* Task material
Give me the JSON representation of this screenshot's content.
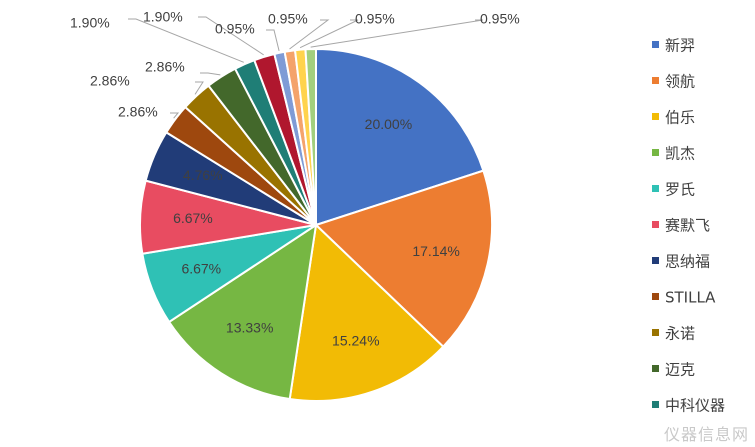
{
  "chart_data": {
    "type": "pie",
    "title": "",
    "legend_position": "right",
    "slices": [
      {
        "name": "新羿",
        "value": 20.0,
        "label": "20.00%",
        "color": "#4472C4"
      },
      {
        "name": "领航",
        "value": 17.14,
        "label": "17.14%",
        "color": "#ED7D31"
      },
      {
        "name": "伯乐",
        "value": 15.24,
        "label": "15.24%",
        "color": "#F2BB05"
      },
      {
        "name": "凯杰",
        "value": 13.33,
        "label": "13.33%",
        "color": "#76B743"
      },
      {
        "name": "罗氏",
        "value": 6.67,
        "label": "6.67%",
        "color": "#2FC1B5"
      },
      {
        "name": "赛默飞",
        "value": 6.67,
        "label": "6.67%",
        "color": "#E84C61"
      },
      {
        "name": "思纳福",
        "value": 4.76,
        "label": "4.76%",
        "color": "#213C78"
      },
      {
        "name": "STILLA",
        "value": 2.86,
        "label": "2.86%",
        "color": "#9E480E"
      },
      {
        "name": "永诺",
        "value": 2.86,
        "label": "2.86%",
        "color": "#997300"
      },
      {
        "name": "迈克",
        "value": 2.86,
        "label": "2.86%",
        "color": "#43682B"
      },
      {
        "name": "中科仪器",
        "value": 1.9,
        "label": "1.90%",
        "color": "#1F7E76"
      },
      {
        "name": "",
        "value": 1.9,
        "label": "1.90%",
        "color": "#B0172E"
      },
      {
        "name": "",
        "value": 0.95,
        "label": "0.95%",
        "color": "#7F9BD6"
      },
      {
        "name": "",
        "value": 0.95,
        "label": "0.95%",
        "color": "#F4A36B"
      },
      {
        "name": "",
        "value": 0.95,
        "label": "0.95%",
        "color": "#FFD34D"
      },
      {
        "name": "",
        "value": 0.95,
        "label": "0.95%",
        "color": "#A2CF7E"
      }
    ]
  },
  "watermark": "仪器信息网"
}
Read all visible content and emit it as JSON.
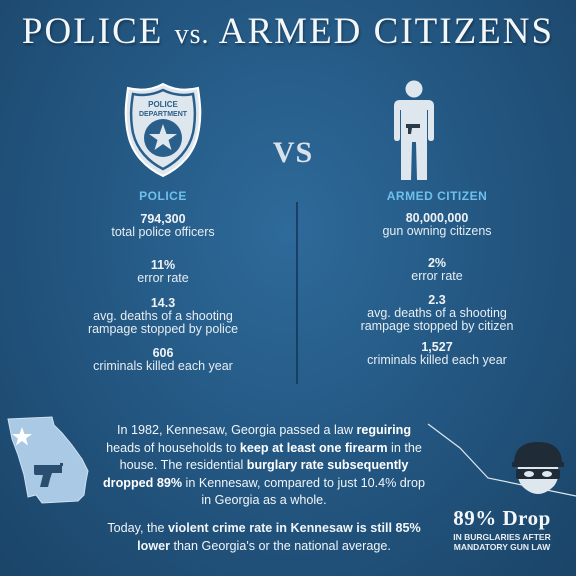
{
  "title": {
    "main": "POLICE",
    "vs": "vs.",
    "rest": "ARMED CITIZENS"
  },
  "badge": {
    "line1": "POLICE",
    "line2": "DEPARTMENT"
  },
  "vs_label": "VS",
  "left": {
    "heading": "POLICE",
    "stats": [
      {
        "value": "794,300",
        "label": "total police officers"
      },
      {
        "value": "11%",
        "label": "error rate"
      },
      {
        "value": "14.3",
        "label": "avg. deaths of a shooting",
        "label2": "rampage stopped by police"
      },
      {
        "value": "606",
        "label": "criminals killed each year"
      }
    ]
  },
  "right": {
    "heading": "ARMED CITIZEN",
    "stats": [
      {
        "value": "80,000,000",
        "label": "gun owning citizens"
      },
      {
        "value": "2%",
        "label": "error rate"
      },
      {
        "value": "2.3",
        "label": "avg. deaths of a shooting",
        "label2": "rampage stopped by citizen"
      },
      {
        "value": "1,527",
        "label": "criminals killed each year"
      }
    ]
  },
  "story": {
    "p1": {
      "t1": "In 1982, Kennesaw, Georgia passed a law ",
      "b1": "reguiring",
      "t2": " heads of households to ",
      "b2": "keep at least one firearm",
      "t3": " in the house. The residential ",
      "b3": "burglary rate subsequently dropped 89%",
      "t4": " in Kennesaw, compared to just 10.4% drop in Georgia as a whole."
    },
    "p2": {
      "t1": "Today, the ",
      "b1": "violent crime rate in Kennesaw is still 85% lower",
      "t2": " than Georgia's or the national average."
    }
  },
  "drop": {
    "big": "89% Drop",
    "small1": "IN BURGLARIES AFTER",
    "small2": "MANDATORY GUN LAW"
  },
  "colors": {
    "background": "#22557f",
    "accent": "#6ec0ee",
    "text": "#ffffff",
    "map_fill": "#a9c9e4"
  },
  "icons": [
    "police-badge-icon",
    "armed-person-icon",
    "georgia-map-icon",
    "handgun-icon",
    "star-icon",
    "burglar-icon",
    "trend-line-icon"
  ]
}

* Written problem
All the records above need to be given again word for word. Skip the pictures.

* Task result
Give me the JSON representation of this screenshot's content.
{
  "chart_data": {
    "type": "pie",
    "title": "",
    "legend_position": "right",
    "slices": [
      {
        "name": "新羿",
        "value": 20.0,
        "label": "20.00%",
        "color": "#4472C4"
      },
      {
        "name": "领航",
        "value": 17.14,
        "label": "17.14%",
        "color": "#ED7D31"
      },
      {
        "name": "伯乐",
        "value": 15.24,
        "label": "15.24%",
        "color": "#F2BB05"
      },
      {
        "name": "凯杰",
        "value": 13.33,
        "label": "13.33%",
        "color": "#76B743"
      },
      {
        "name": "罗氏",
        "value": 6.67,
        "label": "6.67%",
        "color": "#2FC1B5"
      },
      {
        "name": "赛默飞",
        "value": 6.67,
        "label": "6.67%",
        "color": "#E84C61"
      },
      {
        "name": "思纳福",
        "value": 4.76,
        "label": "4.76%",
        "color": "#213C78"
      },
      {
        "name": "STILLA",
        "value": 2.86,
        "label": "2.86%",
        "color": "#9E480E"
      },
      {
        "name": "永诺",
        "value": 2.86,
        "label": "2.86%",
        "color": "#997300"
      },
      {
        "name": "迈克",
        "value": 2.86,
        "label": "2.86%",
        "color": "#43682B"
      },
      {
        "name": "中科仪器",
        "value": 1.9,
        "label": "1.90%",
        "color": "#1F7E76"
      },
      {
        "name": "",
        "value": 1.9,
        "label": "1.90%",
        "color": "#B0172E"
      },
      {
        "name": "",
        "value": 0.95,
        "label": "0.95%",
        "color": "#7F9BD6"
      },
      {
        "name": "",
        "value": 0.95,
        "label": "0.95%",
        "color": "#F4A36B"
      },
      {
        "name": "",
        "value": 0.95,
        "label": "0.95%",
        "color": "#FFD34D"
      },
      {
        "name": "",
        "value": 0.95,
        "label": "0.95%",
        "color": "#A2CF7E"
      }
    ]
  },
  "watermark": "仪器信息网"
}
Read all visible content and emit it as JSON.
{
  "title": {
    "main": "POLICE",
    "vs": "vs.",
    "rest": "ARMED CITIZENS"
  },
  "badge": {
    "line1": "POLICE",
    "line2": "DEPARTMENT"
  },
  "vs_label": "VS",
  "left": {
    "heading": "POLICE",
    "stats": [
      {
        "value": "794,300",
        "label": "total police officers"
      },
      {
        "value": "11%",
        "label": "error rate"
      },
      {
        "value": "14.3",
        "label": "avg. deaths of a shooting",
        "label2": "rampage stopped by police"
      },
      {
        "value": "606",
        "label": "criminals killed each year"
      }
    ]
  },
  "right": {
    "heading": "ARMED CITIZEN",
    "stats": [
      {
        "value": "80,000,000",
        "label": "gun owning citizens"
      },
      {
        "value": "2%",
        "label": "error rate"
      },
      {
        "value": "2.3",
        "label": "avg. deaths of a shooting",
        "label2": "rampage stopped by citizen"
      },
      {
        "value": "1,527",
        "label": "criminals killed each year"
      }
    ]
  },
  "story": {
    "p1": {
      "t1": "In 1982, Kennesaw, Georgia passed a law ",
      "b1": "reguiring",
      "t2": " heads of households to ",
      "b2": "keep at least one firearm",
      "t3": " in the house. The residential ",
      "b3": "burglary rate subsequently dropped 89%",
      "t4": " in Kennesaw, compared to just 10.4% drop in Georgia as a whole."
    },
    "p2": {
      "t1": "Today, the ",
      "b1": "violent crime rate in Kennesaw is still 85% lower",
      "t2": " than Georgia's or the national average."
    }
  },
  "drop": {
    "big": "89% Drop",
    "small1": "IN BURGLARIES AFTER",
    "small2": "MANDATORY GUN LAW"
  },
  "colors": {
    "background": "#22557f",
    "accent": "#6ec0ee",
    "text": "#ffffff",
    "map_fill": "#a9c9e4"
  },
  "icons": [
    "police-badge-icon",
    "armed-person-icon",
    "georgia-map-icon",
    "handgun-icon",
    "star-icon",
    "burglar-icon",
    "trend-line-icon"
  ]
}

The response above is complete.